■ GIVEN INSTRUCTION
Among the lines of these entries, how many hold the word "Christiaan"? State only the number.

■ Saved entries
════════════════════

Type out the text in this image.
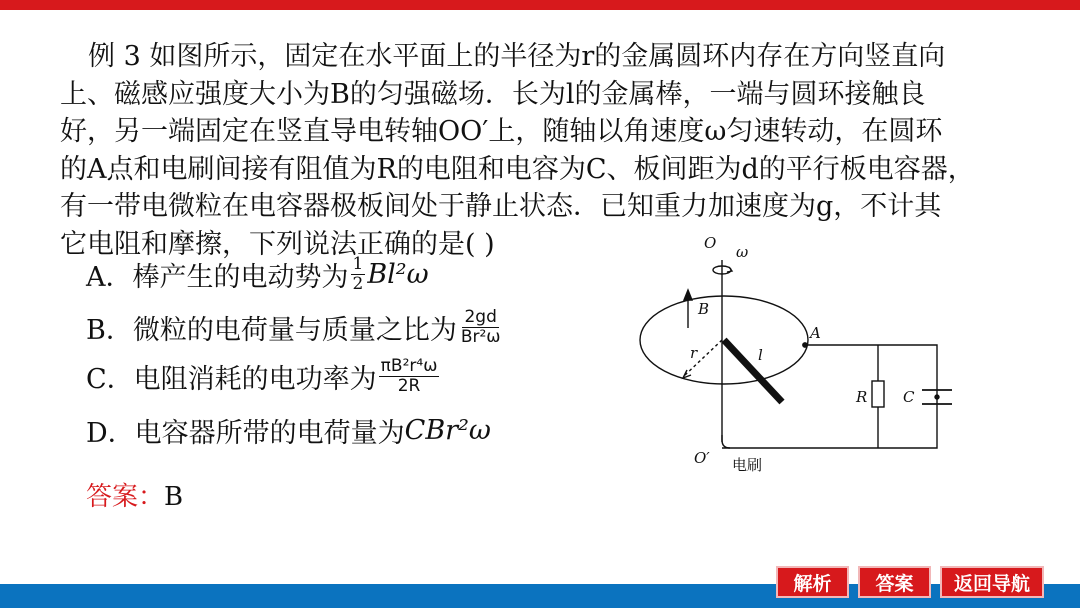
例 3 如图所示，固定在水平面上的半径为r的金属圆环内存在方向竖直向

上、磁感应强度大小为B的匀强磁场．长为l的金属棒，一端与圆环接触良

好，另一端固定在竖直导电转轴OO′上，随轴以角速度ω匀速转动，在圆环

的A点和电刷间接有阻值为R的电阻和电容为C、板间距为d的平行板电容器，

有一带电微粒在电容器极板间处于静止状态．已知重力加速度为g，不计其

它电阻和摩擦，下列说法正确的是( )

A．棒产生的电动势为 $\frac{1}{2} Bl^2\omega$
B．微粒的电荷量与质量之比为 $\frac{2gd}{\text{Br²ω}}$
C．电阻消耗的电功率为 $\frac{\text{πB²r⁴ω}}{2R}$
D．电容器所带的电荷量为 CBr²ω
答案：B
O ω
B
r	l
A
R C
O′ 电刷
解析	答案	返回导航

════════════════════

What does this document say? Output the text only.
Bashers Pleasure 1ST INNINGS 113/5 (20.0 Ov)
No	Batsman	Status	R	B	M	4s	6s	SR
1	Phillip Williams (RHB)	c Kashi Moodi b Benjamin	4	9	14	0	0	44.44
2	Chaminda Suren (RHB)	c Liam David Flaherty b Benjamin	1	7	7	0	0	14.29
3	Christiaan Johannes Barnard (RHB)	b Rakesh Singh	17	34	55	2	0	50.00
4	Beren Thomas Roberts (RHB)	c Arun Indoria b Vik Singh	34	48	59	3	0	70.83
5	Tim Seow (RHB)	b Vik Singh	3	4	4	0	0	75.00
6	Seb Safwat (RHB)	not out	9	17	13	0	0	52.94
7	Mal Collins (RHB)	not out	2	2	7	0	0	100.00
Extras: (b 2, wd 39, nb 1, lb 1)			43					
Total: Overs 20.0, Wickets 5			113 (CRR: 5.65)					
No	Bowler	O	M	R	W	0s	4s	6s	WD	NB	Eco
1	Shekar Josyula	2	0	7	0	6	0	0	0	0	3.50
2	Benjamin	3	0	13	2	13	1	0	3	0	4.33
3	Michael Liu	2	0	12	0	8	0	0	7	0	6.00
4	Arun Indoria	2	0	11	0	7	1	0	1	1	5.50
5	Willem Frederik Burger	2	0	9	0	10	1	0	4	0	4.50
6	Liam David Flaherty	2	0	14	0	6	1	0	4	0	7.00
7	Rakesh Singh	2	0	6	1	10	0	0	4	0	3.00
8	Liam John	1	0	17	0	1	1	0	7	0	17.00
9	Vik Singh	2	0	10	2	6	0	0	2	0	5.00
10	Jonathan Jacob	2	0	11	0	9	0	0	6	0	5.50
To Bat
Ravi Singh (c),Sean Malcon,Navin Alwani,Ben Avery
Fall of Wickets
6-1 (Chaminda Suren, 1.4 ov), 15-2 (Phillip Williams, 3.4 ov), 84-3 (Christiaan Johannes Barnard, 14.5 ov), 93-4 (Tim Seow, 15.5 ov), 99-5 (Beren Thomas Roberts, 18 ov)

════════════════════

■ OUTPUT
2